*Work required*. Reproduce exactly the lines from the one containing "Output the text content of this document." through the end of the listing, minus the pictures.

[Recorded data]
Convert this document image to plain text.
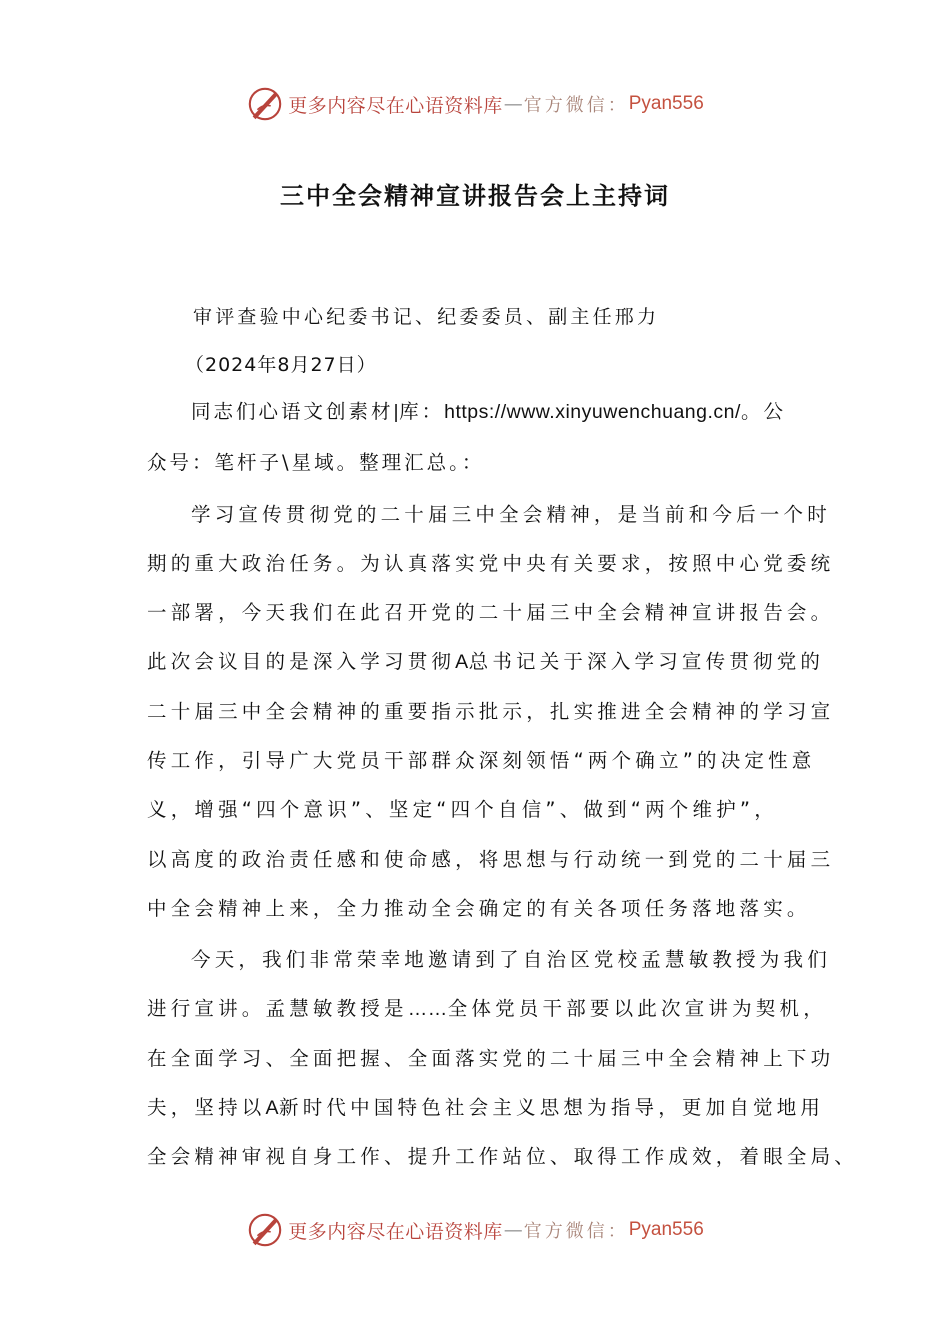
更多内容尽在心语资料库 — 官方微信： Pyan556
三中全会精神宣讲报告会上主持词
审评查验中心纪委书记、纪委委员、副主任邢力
（2024年8月27日）
同志们心语文创素材|库：https://www.xinyuwenchuang.cn/。公
众号：笔杆子\星域。整理汇总。：
学习宣传贯彻党的二十届三中全会精神，是当前和今后一个时
期的重大政治任务。为认真落实党中央有关要求，按照中心党委统
一部署，今天我们在此召开党的二十届三中全会精神宣讲报告会。
此次会议目的是深入学习贯彻A总书记关于深入学习宣传贯彻党的
二十届三中全会精神的重要指示批示，扎实推进全会精神的学习宣
传工作，引导广大党员干部群众深刻领悟“两个确立”的决定性意
义，增强“四个意识”、坚定“四个自信”、做到“两个维护”，
以高度的政治责任感和使命感，将思想与行动统一到党的二十届三
中全会精神上来，全力推动全会确定的有关各项任务落地落实。
今天，我们非常荣幸地邀请到了自治区党校孟慧敏教授为我们
进行宣讲。孟慧敏教授是……全体党员干部要以此次宣讲为契机，
在全面学习、全面把握、全面落实党的二十届三中全会精神上下功
夫，坚持以A新时代中国特色社会主义思想为指导，更加自觉地用
全会精神审视自身工作、提升工作站位、取得工作成效，着眼全局、
更多内容尽在心语资料库 — 官方微信： Pyan556
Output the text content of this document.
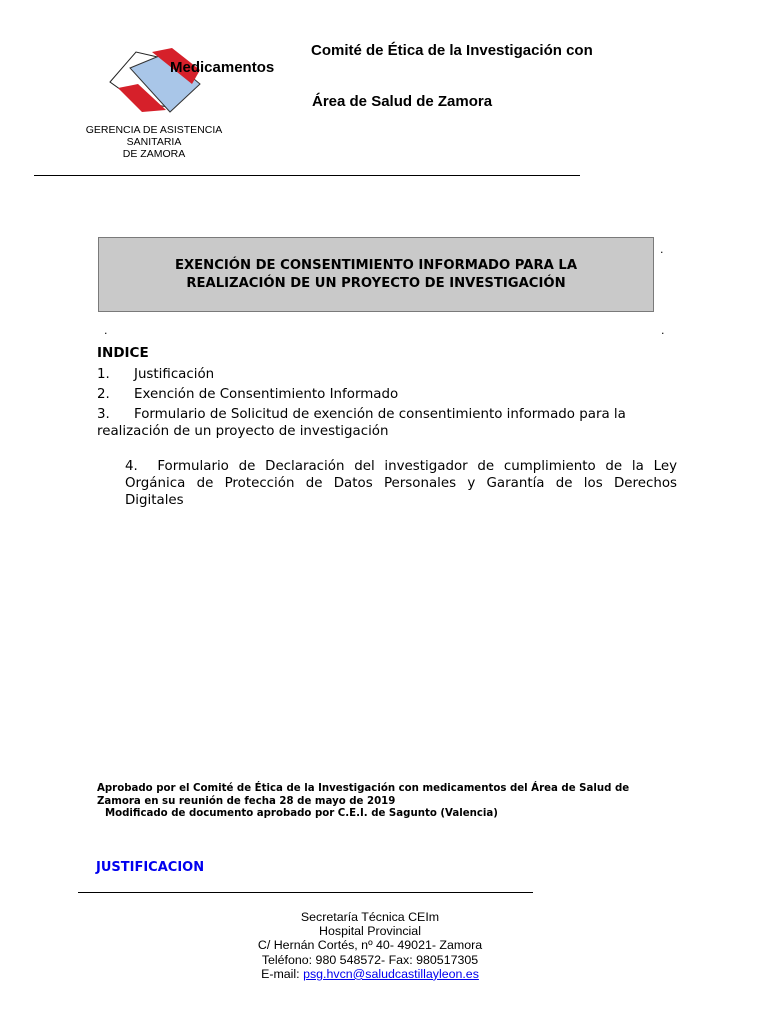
Comité de Ética de la Investigación con
Medicamentos
Área de Salud de Zamora
GERENCIA DE ASISTENCIA
SANITARIA
DE ZAMORA
EXENCIÓN DE CONSENTIMIENTO INFORMADO PARA LA
REALIZACIÓN DE UN PROYECTO DE INVESTIGACIÓN
.
.	.
INDICE
1. Justificación
2. Exención de Consentimiento Informado
3. Formulario de Solicitud de exención de consentimiento informado para la
realización de un proyecto de investigación
4. Formulario de Declaración del investigador de cumplimiento de la Ley
Orgánica de Protección de Datos Personales y Garantía de los Derechos
Digitales
Aprobado por el Comité de Ética de la Investigación con medicamentos del Área de Salud de
Zamora en su reunión de fecha 28 de mayo de 2019
Modificado de documento aprobado por C.E.I. de Sagunto (Valencia)
JUSTIFICACION
Secretaría Técnica CEIm
Hospital Provincial
C/ Hernán Cortés, nº 40- 49021- Zamora
Teléfono: 980 548572- Fax: 980517305
E-mail: psg.hvcn@saludcastillayleon.es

*Output of the task*.
Output the text content of this document.
Comité de Ética de la Investigación con
Medicamentos
Área de Salud de Zamora
GERENCIA DE ASISTENCIA
SANITARIA
DE ZAMORA
EXENCIÓN DE CONSENTIMIENTO INFORMADO PARA LA
REALIZACIÓN DE UN PROYECTO DE INVESTIGACIÓN
.
.	.
INDICE
1. Justificación
2. Exención de Consentimiento Informado
3. Formulario de Solicitud de exención de consentimiento informado para la
realización de un proyecto de investigación
4. Formulario de Declaración del investigador de cumplimiento de la Ley
Orgánica de Protección de Datos Personales y Garantía de los Derechos
Digitales
Aprobado por el Comité de Ética de la Investigación con medicamentos del Área de Salud de
Zamora en su reunión de fecha 28 de mayo de 2019
Modificado de documento aprobado por C.E.I. de Sagunto (Valencia)
JUSTIFICACION
Secretaría Técnica CEIm
Hospital Provincial
C/ Hernán Cortés, nº 40- 49021- Zamora
Teléfono: 980 548572- Fax: 980517305
E-mail: psg.hvcn@saludcastillayleon.es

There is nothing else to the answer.